##### Input rows
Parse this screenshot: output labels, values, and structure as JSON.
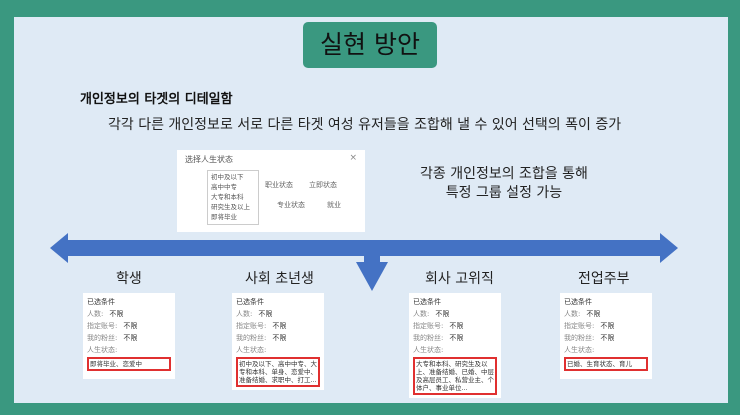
{
  "title": "실현 방안",
  "subheading": "개인정보의 타겟의 디테일함",
  "description": "각각 다른 개인정보로 서로 다른 타겟 여성 유저들을 조합해 낼 수 있어 선택의 폭이 증가",
  "note_line1": "각종 개인정보의 조합을 통해",
  "note_line2": "특정 그룹 설정 가능",
  "popup": {
    "title": "选择人生状态",
    "close": "×",
    "options": [
      "初中及以下",
      "高中中专",
      "大专和本科",
      "研究生及以上",
      "即将毕业"
    ],
    "right_options": [
      "职业状态",
      "立即状态",
      "专业状态",
      "就业"
    ]
  },
  "arrow_color": "#4472c4",
  "accent_color": "#3a9880",
  "groups": [
    {
      "label": "학생",
      "card": {
        "header": "已选条件",
        "rows": [
          [
            "人数:",
            "不限"
          ],
          [
            "指定账号:",
            "不限"
          ],
          [
            "我的粉丝:",
            "不限"
          ]
        ],
        "status_label": "人生状态:",
        "status": "即将毕业、恋爱中"
      }
    },
    {
      "label": "사회 초년생",
      "card": {
        "header": "已选条件",
        "rows": [
          [
            "人数:",
            "不限"
          ],
          [
            "指定账号:",
            "不限"
          ],
          [
            "我的粉丝:",
            "不限"
          ]
        ],
        "status_label": "人生状态:",
        "status": "初中及以下、高中中专、大专和本科、单身、恋爱中、准备结婚、求职中、打工..."
      }
    },
    {
      "label": "회사 고위직",
      "card": {
        "header": "已选条件",
        "rows": [
          [
            "人数:",
            "不限"
          ],
          [
            "指定账号:",
            "不限"
          ],
          [
            "我的粉丝:",
            "不限"
          ]
        ],
        "status_label": "人生状态:",
        "status": "大专和本科、研究生及以上、准备结婚、已婚、中层及高层员工、私营业主、个体户、事业单位..."
      }
    },
    {
      "label": "전업주부",
      "card": {
        "header": "已选条件",
        "rows": [
          [
            "人数:",
            "不限"
          ],
          [
            "指定账号:",
            "不限"
          ],
          [
            "我的粉丝:",
            "不限"
          ]
        ],
        "status_label": "人生状态:",
        "status": "已婚、生育状态、育儿"
      }
    }
  ]
}
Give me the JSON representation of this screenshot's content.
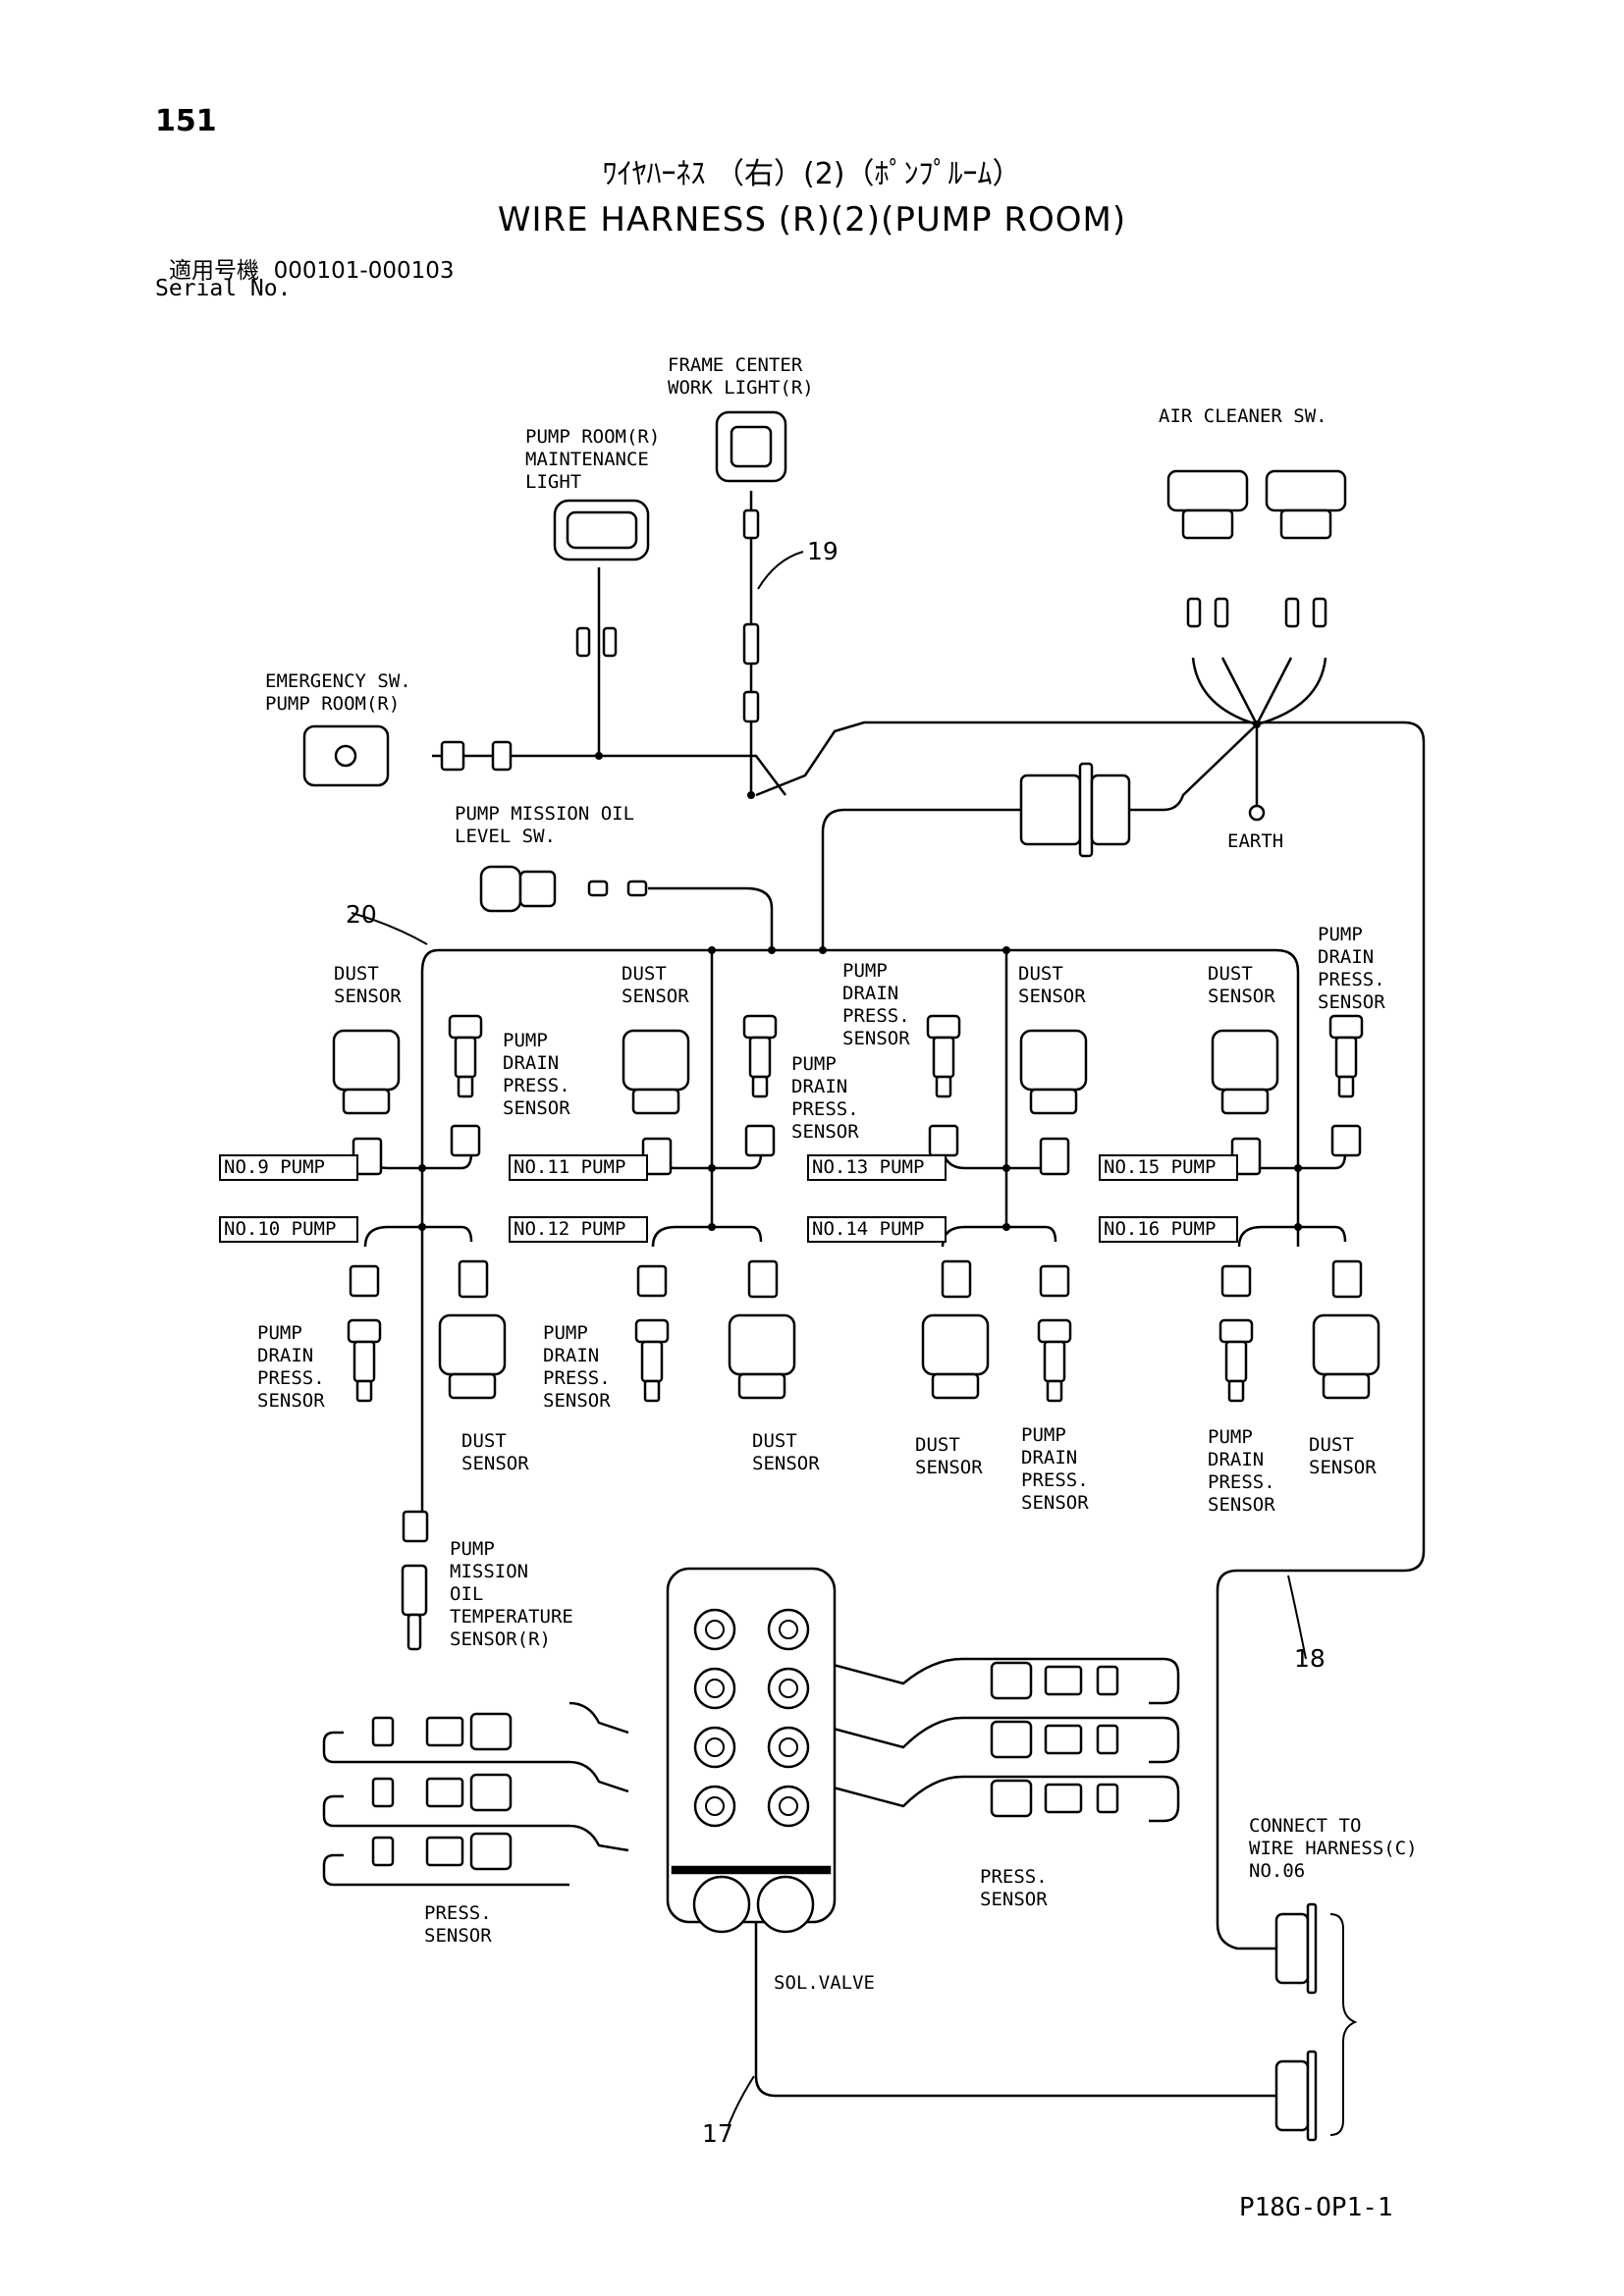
{
  "page_number": "151",
  "title_jp": "ﾜｲﾔﾊｰﾈｽ （右）(2)（ﾎﾟﾝﾌﾟﾙｰﾑ）",
  "title_en": "WIRE HARNESS (R)(2)(PUMP ROOM)",
  "serial_label_jp": "適用号機",
  "serial_range": "000101-000103",
  "serial_label_en": "Serial No.",
  "doc_id": "P18G-OP1-1",
  "labels": {
    "frame_light": [
      "FRAME CENTER",
      "WORK LIGHT(R)"
    ],
    "maint_light": [
      "PUMP ROOM(R)",
      "MAINTENANCE",
      "LIGHT"
    ],
    "air_cleaner": [
      "AIR CLEANER SW."
    ],
    "emergency": [
      "EMERGENCY SW.",
      "PUMP ROOM(R)"
    ],
    "mission_oil_level": [
      "PUMP MISSION OIL",
      "LEVEL SW."
    ],
    "earth": [
      "EARTH"
    ],
    "dust_sensor": [
      "DUST",
      "SENSOR"
    ],
    "pump_drain": [
      "PUMP",
      "DRAIN",
      "PRESS.",
      "SENSOR"
    ],
    "oil_temp": [
      "PUMP",
      "MISSION",
      "OIL",
      "TEMPERATURE",
      "SENSOR(R)"
    ],
    "press_sensor": [
      "PRESS.",
      "SENSOR"
    ],
    "sol_valve": [
      "SOL.VALVE"
    ],
    "connect_to": [
      "CONNECT TO",
      "WIRE HARNESS(C)",
      "NO.06"
    ]
  },
  "pump_tags": [
    "NO.9 PUMP",
    "NO.10 PUMP",
    "NO.11 PUMP",
    "NO.12 PUMP",
    "NO.13 PUMP",
    "NO.14 PUMP",
    "NO.15 PUMP",
    "NO.16 PUMP"
  ],
  "callouts": [
    "17",
    "18",
    "19",
    "20"
  ]
}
##########
Make an exact reproduction of the listing above, without any pictures.

Parse this screenshot: output labels, values, and structure as JSON.
{
  "title": "실현 방안",
  "subheading": "개인정보의 타겟의 디테일함",
  "description": "각각 다른 개인정보로 서로 다른 타겟 여성 유저들을 조합해 낼 수 있어 선택의 폭이 증가",
  "note_line1": "각종 개인정보의 조합을 통해",
  "note_line2": "특정 그룹 설정 가능",
  "popup": {
    "title": "选择人生状态",
    "close": "×",
    "options": [
      "初中及以下",
      "高中中专",
      "大专和本科",
      "研究生及以上",
      "即将毕业"
    ],
    "right_options": [
      "职业状态",
      "立即状态",
      "专业状态",
      "就业"
    ]
  },
  "arrow_color": "#4472c4",
  "accent_color": "#3a9880",
  "groups": [
    {
      "label": "학생",
      "card": {
        "header": "已选条件",
        "rows": [
          [
            "人数:",
            "不限"
          ],
          [
            "指定账号:",
            "不限"
          ],
          [
            "我的粉丝:",
            "不限"
          ]
        ],
        "status_label": "人生状态:",
        "status": "即将毕业、恋爱中"
      }
    },
    {
      "label": "사회 초년생",
      "card": {
        "header": "已选条件",
        "rows": [
          [
            "人数:",
            "不限"
          ],
          [
            "指定账号:",
            "不限"
          ],
          [
            "我的粉丝:",
            "不限"
          ]
        ],
        "status_label": "人生状态:",
        "status": "初中及以下、高中中专、大专和本科、单身、恋爱中、准备结婚、求职中、打工..."
      }
    },
    {
      "label": "회사 고위직",
      "card": {
        "header": "已选条件",
        "rows": [
          [
            "人数:",
            "不限"
          ],
          [
            "指定账号:",
            "不限"
          ],
          [
            "我的粉丝:",
            "不限"
          ]
        ],
        "status_label": "人生状态:",
        "status": "大专和本科、研究生及以上、准备结婚、已婚、中层及高层员工、私营业主、个体户、事业单位..."
      }
    },
    {
      "label": "전업주부",
      "card": {
        "header": "已选条件",
        "rows": [
          [
            "人数:",
            "不限"
          ],
          [
            "指定账号:",
            "不限"
          ],
          [
            "我的粉丝:",
            "不限"
          ]
        ],
        "status_label": "人生状态:",
        "status": "已婚、生育状态、育儿"
      }
    }
  ]
}
Give me the JSON representation of this screenshot's content.
{
  "page_number": "151",
  "title_jp": "ﾜｲﾔﾊｰﾈｽ （右）(2)（ﾎﾟﾝﾌﾟﾙｰﾑ）",
  "title_en": "WIRE HARNESS (R)(2)(PUMP ROOM)",
  "serial_label_jp": "適用号機",
  "serial_range": "000101-000103",
  "serial_label_en": "Serial No.",
  "doc_id": "P18G-OP1-1",
  "labels": {
    "frame_light": [
      "FRAME CENTER",
      "WORK LIGHT(R)"
    ],
    "maint_light": [
      "PUMP ROOM(R)",
      "MAINTENANCE",
      "LIGHT"
    ],
    "air_cleaner": [
      "AIR CLEANER SW."
    ],
    "emergency": [
      "EMERGENCY SW.",
      "PUMP ROOM(R)"
    ],
    "mission_oil_level": [
      "PUMP MISSION OIL",
      "LEVEL SW."
    ],
    "earth": [
      "EARTH"
    ],
    "dust_sensor": [
      "DUST",
      "SENSOR"
    ],
    "pump_drain": [
      "PUMP",
      "DRAIN",
      "PRESS.",
      "SENSOR"
    ],
    "oil_temp": [
      "PUMP",
      "MISSION",
      "OIL",
      "TEMPERATURE",
      "SENSOR(R)"
    ],
    "press_sensor": [
      "PRESS.",
      "SENSOR"
    ],
    "sol_valve": [
      "SOL.VALVE"
    ],
    "connect_to": [
      "CONNECT TO",
      "WIRE HARNESS(C)",
      "NO.06"
    ]
  },
  "pump_tags": [
    "NO.9 PUMP",
    "NO.10 PUMP",
    "NO.11 PUMP",
    "NO.12 PUMP",
    "NO.13 PUMP",
    "NO.14 PUMP",
    "NO.15 PUMP",
    "NO.16 PUMP"
  ],
  "callouts": [
    "17",
    "18",
    "19",
    "20"
  ]
}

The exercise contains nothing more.